§ Request: Find every line with the word "color". Copy those lines.
--- START OF Records shown ---
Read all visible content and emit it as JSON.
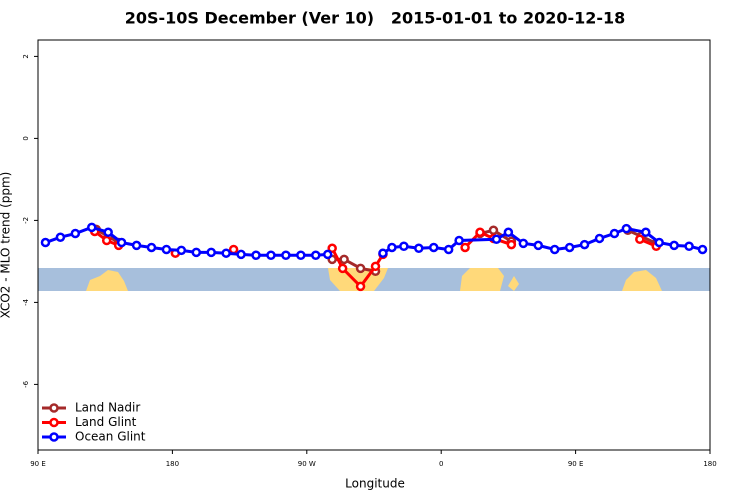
{
  "chart_data": {
    "type": "line",
    "title": "20S-10S December (Ver 10)   2015-01-01 to 2020-12-18",
    "xlabel": "Longitude",
    "ylabel": "XCO2 - MLO trend (ppm)",
    "xlim": [
      90,
      540
    ],
    "ylim": [
      -7.6,
      2.4
    ],
    "xticks": [
      {
        "value": 90,
        "label": "90 E"
      },
      {
        "value": 180,
        "label": "180"
      },
      {
        "value": 270,
        "label": "90 W"
      },
      {
        "value": 360,
        "label": "0"
      },
      {
        "value": 450,
        "label": "90 E"
      },
      {
        "value": 540,
        "label": "180"
      }
    ],
    "yticks": [
      -6,
      -4,
      -2,
      0,
      2
    ],
    "legend": "bottomleft",
    "series": [
      {
        "name": "Land Nadir",
        "color": "#a52a2a",
        "x": [
          129,
          137,
          144,
          null,
          287,
          295,
          306,
          316,
          null,
          386,
          395,
          407,
          null,
          485,
          494,
          504
        ],
        "values": [
          -2.22,
          -2.39,
          -2.54,
          null,
          -2.95,
          -2.95,
          -3.17,
          -3.24,
          null,
          -2.32,
          -2.24,
          -2.51,
          null,
          -2.24,
          -2.39,
          -2.56
        ]
      },
      {
        "name": "Land Glint",
        "color": "#ff0000",
        "x": [
          128,
          136,
          144,
          null,
          182,
          null,
          221,
          null,
          287,
          294,
          306,
          316,
          321,
          null,
          376,
          386,
          395,
          407,
          null,
          493,
          504
        ],
        "values": [
          -2.27,
          -2.49,
          -2.61,
          null,
          -2.8,
          null,
          -2.71,
          null,
          -2.68,
          -3.17,
          -3.61,
          -3.12,
          -2.83,
          null,
          -2.66,
          -2.29,
          -2.44,
          -2.59,
          null,
          -2.46,
          -2.63
        ]
      },
      {
        "name": "Ocean Glint",
        "color": "#0000ff",
        "x": [
          95,
          105,
          115,
          126,
          137,
          146,
          156,
          166,
          176,
          186,
          196,
          206,
          216,
          226,
          236,
          246,
          256,
          266,
          276,
          284,
          null,
          321,
          327,
          335,
          345,
          355,
          365,
          372,
          397,
          405,
          415,
          425,
          436,
          446,
          456,
          466,
          476,
          484,
          497,
          506,
          516,
          526,
          535
        ],
        "values": [
          -2.54,
          -2.41,
          -2.32,
          -2.17,
          -2.29,
          -2.54,
          -2.61,
          -2.66,
          -2.71,
          -2.73,
          -2.78,
          -2.78,
          -2.8,
          -2.83,
          -2.85,
          -2.85,
          -2.85,
          -2.85,
          -2.85,
          -2.83,
          null,
          -2.8,
          -2.66,
          -2.63,
          -2.68,
          -2.66,
          -2.71,
          -2.49,
          -2.46,
          -2.29,
          -2.56,
          -2.61,
          -2.71,
          -2.66,
          -2.59,
          -2.44,
          -2.32,
          -2.2,
          -2.29,
          -2.54,
          -2.61,
          -2.63,
          -2.71
        ]
      }
    ]
  }
}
--- END OF Records shown ---
§ Result of the exercise:
        "color": "#a52a2a",
        "color": "#ff0000",
        "color": "#0000ff",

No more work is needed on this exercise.